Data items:
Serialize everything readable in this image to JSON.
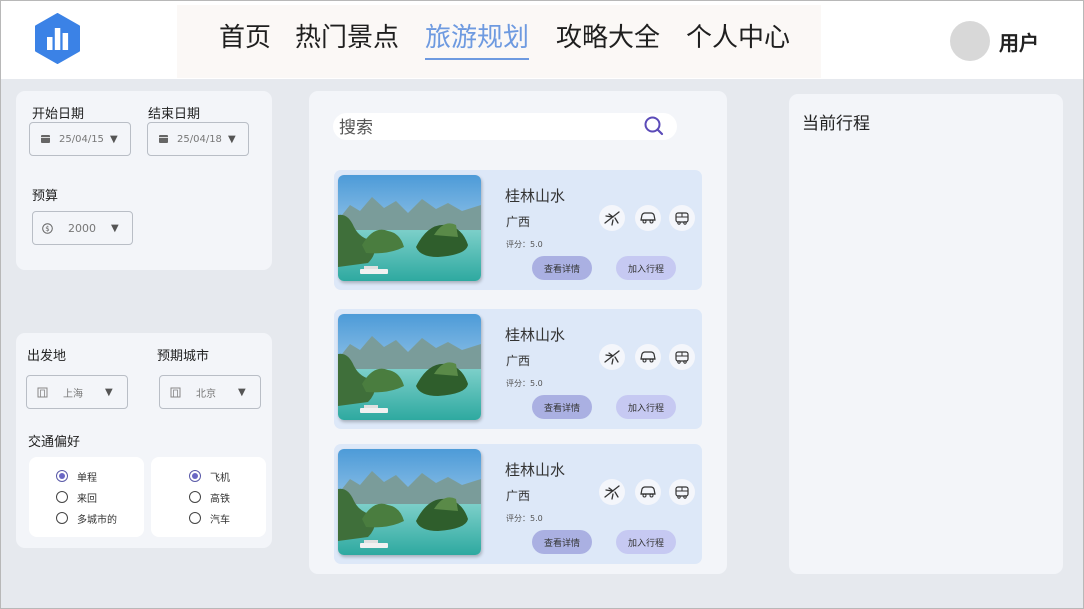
{
  "header": {
    "nav": [
      "首页",
      "热门景点",
      "旅游规划",
      "攻略大全",
      "个人中心"
    ],
    "active_nav": "旅游规划",
    "user_label": "用户"
  },
  "dates": {
    "start_label": "开始日期",
    "start_value": "25/04/15",
    "end_label": "结束日期",
    "end_value": "25/04/18"
  },
  "budget": {
    "label": "预算",
    "value": "2000"
  },
  "route": {
    "origin_label": "出发地",
    "origin_value": "上海",
    "dest_label": "预期城市",
    "dest_value": "北京",
    "transport_label": "交通偏好",
    "trip_types": [
      {
        "label": "单程",
        "selected": true
      },
      {
        "label": "来回",
        "selected": false
      },
      {
        "label": "多城市的",
        "selected": false
      }
    ],
    "modes": [
      {
        "label": "飞机",
        "selected": true
      },
      {
        "label": "高铁",
        "selected": false
      },
      {
        "label": "汽车",
        "selected": false
      }
    ]
  },
  "search": {
    "placeholder": "搜索"
  },
  "results": [
    {
      "title": "桂林山水",
      "region": "广西",
      "score": "评分：5.0",
      "detail_label": "查看详情",
      "add_label": "加入行程"
    },
    {
      "title": "桂林山水",
      "region": "广西",
      "score": "评分：5.0",
      "detail_label": "查看详情",
      "add_label": "加入行程"
    },
    {
      "title": "桂林山水",
      "region": "广西",
      "score": "评分：5.0",
      "detail_label": "查看详情",
      "add_label": "加入行程"
    }
  ],
  "itinerary": {
    "title": "当前行程"
  },
  "colors": {
    "accent": "#6e9ae0",
    "logo": "#3b82e6",
    "search_icon": "#5b4bb8",
    "result_card": "#dde8f8",
    "detail_button": "#aab0e2",
    "add_button": "#c6c9f2"
  },
  "icons": {
    "logo": "bar-chart-hexagon-icon",
    "calendar": "calendar-icon",
    "budget": "currency-icon",
    "building": "building-icon",
    "search": "search-icon",
    "plane": "plane-icon",
    "car": "car-icon",
    "bus": "bus-icon",
    "caret": "caret-down-icon"
  }
}
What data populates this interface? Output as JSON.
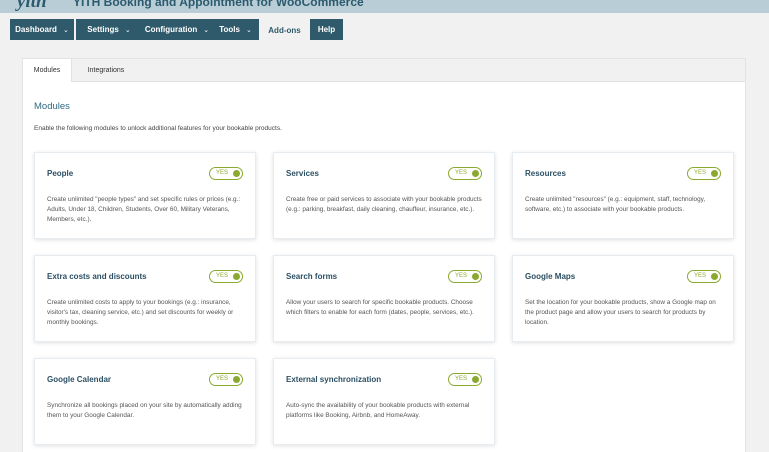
{
  "app": {
    "logo": "yith",
    "title": "YITH Booking and Appointment for WooCommerce"
  },
  "nav": [
    {
      "label": "Dashboard",
      "has_dropdown": true
    },
    {
      "label": "Settings",
      "has_dropdown": true
    },
    {
      "label": "Configuration",
      "has_dropdown": true
    },
    {
      "label": "Tools",
      "has_dropdown": true
    },
    {
      "label": "Add-ons",
      "active": true
    },
    {
      "label": "Help"
    }
  ],
  "tabs": [
    {
      "label": "Modules",
      "active": true
    },
    {
      "label": "Integrations"
    }
  ],
  "section": {
    "title": "Modules",
    "description": "Enable the following modules to unlock additional features for your bookable products."
  },
  "modules": [
    {
      "title": "People",
      "toggle": "YES",
      "description": "Create unlimited \"people types\" and set specific rules or prices (e.g.: Adults, Under 18, Children, Students, Over 60, Military Veterans, Members, etc.)."
    },
    {
      "title": "Services",
      "toggle": "YES",
      "description": "Create free or paid services to associate with your bookable products (e.g.: parking, breakfast, daily cleaning, chauffeur, insurance, etc.)."
    },
    {
      "title": "Resources",
      "toggle": "YES",
      "description": "Create unlimited \"resources\" (e.g.: equipment, staff, technology, software, etc.) to associate with your bookable products."
    },
    {
      "title": "Extra costs and discounts",
      "toggle": "YES",
      "description": "Create unlimited costs to apply to your bookings (e.g.: insurance, visitor's tax, cleaning service, etc.) and set discounts for weekly or monthly bookings."
    },
    {
      "title": "Search forms",
      "toggle": "YES",
      "description": "Allow your users to search for specific bookable products. Choose which filters to enable for each form (dates, people, services, etc.)."
    },
    {
      "title": "Google Maps",
      "toggle": "YES",
      "description": "Set the location for your bookable products, show a Google map on the product page and allow your users to search for products by location."
    },
    {
      "title": "Google Calendar",
      "toggle": "YES",
      "description": "Synchronize all bookings placed on your site by automatically adding them to your Google Calendar."
    },
    {
      "title": "External synchronization",
      "toggle": "YES",
      "description": "Auto-sync the availability of your bookable products with external platforms like Booking, Airbnb, and HomeAway."
    }
  ],
  "colors": {
    "nav_bg": "#2f5a6b",
    "toggle_on": "#8aa92e",
    "heading": "#2f6a82"
  },
  "icons": {
    "dropdown": "chevron-down-icon"
  }
}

• [To do] Determine the number of lines in the listing that contain the string "products". Write that number and nothing else.

• [Exercise solution] 6